> [Task directions]
Go through the records and show each line where the word "Auscultation" occurs.

Records from a dataset
--------------------------------

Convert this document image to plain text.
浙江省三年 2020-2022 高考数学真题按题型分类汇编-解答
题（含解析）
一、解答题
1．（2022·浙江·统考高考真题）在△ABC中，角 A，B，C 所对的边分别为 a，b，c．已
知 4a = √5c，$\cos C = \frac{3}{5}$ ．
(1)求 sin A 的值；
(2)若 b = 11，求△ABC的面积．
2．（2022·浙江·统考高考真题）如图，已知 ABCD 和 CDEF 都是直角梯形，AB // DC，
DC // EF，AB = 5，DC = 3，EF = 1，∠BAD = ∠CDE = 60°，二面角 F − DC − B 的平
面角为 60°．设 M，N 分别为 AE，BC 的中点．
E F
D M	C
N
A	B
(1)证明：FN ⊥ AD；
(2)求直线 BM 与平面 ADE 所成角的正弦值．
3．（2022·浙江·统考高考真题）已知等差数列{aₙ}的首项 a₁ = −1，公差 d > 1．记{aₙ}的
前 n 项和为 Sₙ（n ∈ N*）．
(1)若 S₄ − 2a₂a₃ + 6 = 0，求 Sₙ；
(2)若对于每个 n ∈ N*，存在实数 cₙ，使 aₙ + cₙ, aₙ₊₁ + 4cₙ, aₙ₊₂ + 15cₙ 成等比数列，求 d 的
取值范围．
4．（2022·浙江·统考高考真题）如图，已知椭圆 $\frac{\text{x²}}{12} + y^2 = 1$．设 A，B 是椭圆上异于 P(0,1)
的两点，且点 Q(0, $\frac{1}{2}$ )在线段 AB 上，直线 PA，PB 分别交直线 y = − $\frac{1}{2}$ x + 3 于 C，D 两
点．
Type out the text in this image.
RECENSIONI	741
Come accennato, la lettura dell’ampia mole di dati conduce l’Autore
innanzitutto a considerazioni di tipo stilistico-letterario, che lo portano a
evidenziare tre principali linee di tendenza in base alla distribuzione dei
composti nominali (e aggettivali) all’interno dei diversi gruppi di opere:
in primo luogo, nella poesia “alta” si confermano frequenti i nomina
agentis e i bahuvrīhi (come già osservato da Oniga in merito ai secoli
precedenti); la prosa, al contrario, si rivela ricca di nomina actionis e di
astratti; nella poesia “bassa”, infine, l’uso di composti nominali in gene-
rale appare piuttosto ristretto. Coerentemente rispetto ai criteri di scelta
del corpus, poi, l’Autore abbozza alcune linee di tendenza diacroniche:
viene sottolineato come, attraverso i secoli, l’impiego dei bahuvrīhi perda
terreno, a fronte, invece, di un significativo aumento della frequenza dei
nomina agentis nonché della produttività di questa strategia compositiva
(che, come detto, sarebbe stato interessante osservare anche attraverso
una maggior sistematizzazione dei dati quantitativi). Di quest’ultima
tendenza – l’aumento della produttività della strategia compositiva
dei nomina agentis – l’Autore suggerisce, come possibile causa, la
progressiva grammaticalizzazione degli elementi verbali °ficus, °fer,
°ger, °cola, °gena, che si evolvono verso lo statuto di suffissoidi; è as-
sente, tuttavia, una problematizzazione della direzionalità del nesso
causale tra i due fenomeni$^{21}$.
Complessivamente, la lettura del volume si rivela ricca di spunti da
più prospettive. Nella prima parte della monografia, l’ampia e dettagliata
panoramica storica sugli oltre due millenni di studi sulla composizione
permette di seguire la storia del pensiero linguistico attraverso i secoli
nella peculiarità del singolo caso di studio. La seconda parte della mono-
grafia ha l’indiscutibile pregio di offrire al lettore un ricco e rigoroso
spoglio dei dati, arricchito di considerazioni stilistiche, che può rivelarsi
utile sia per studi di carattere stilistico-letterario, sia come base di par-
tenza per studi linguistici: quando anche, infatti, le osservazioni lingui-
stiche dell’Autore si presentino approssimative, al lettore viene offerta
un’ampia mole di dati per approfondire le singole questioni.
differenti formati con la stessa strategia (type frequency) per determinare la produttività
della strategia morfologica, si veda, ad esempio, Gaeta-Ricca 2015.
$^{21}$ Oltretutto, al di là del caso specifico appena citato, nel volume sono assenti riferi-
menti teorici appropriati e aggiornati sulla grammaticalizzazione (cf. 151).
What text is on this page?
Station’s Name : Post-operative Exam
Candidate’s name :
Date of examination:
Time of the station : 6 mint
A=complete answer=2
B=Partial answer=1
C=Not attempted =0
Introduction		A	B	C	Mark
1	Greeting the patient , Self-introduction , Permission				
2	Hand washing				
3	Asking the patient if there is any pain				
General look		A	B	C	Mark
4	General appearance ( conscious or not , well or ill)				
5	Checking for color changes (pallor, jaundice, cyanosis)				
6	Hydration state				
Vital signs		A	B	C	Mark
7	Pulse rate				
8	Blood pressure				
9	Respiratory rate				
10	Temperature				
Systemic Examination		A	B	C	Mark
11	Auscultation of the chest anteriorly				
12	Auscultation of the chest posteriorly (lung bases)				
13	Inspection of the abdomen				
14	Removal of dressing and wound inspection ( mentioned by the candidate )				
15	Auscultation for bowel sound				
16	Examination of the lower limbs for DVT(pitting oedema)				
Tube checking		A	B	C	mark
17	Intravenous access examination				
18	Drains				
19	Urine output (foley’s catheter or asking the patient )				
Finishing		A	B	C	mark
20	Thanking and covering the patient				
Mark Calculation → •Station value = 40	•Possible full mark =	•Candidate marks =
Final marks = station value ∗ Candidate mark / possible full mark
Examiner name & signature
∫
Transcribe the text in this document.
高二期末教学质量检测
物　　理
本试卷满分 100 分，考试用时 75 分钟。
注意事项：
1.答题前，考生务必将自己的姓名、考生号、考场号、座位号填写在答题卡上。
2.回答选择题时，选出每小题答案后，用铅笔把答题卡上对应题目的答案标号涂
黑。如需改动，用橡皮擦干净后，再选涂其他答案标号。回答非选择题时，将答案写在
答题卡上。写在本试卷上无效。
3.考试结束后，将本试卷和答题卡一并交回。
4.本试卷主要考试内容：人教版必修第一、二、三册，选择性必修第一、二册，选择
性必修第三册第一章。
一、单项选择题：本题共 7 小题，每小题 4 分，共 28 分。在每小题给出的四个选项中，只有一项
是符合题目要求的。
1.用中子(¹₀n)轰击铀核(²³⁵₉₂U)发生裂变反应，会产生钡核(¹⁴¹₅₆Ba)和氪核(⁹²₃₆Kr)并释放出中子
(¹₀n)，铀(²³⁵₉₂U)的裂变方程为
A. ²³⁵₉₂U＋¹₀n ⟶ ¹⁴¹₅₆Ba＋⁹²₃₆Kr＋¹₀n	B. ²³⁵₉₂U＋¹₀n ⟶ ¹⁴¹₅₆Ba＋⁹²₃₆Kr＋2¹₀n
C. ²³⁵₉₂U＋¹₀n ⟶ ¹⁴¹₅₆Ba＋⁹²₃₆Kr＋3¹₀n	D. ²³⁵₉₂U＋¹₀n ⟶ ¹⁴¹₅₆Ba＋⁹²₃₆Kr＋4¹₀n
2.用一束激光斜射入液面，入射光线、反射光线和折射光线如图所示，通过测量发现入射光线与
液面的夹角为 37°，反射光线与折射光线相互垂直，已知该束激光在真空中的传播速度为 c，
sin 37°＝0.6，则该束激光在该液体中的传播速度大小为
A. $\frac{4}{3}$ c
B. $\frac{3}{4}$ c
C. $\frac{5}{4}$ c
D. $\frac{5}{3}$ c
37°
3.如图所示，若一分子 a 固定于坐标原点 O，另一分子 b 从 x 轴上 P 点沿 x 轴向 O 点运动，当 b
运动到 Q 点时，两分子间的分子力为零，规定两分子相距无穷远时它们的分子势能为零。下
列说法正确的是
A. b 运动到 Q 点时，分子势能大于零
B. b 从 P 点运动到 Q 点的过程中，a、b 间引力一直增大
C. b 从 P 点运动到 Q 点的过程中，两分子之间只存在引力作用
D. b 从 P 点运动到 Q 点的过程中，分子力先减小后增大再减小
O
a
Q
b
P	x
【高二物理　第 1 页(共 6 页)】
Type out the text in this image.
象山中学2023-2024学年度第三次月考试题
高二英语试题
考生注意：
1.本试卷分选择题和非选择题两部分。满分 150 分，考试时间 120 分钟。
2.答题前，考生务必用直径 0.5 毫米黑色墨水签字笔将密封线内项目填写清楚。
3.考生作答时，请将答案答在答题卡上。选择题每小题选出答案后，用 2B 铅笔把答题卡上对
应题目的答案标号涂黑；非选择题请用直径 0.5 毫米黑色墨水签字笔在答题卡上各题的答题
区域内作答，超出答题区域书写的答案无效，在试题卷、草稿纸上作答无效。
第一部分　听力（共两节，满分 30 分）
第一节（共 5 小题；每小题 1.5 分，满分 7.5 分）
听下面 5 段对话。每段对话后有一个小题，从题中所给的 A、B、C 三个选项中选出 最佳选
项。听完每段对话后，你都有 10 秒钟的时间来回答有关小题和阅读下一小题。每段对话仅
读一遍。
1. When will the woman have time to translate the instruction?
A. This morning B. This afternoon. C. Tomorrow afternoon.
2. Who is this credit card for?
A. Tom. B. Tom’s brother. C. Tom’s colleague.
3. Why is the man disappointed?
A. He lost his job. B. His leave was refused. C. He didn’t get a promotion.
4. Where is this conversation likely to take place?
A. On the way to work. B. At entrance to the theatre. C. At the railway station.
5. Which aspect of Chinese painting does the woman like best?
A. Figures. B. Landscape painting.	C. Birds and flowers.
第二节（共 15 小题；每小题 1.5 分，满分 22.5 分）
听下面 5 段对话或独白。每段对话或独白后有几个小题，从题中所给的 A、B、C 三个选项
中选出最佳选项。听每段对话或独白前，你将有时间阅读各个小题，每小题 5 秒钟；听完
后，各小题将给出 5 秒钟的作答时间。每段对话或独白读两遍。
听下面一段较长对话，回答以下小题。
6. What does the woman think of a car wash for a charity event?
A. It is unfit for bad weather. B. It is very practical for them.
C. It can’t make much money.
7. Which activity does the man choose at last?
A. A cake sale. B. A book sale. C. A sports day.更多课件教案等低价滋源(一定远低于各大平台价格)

--------------------------------

> [Finished answer]
11	Auscultation of the chest anteriorly				
12	Auscultation of the chest posteriorly (lung bases)				
15	Auscultation for bowel sound				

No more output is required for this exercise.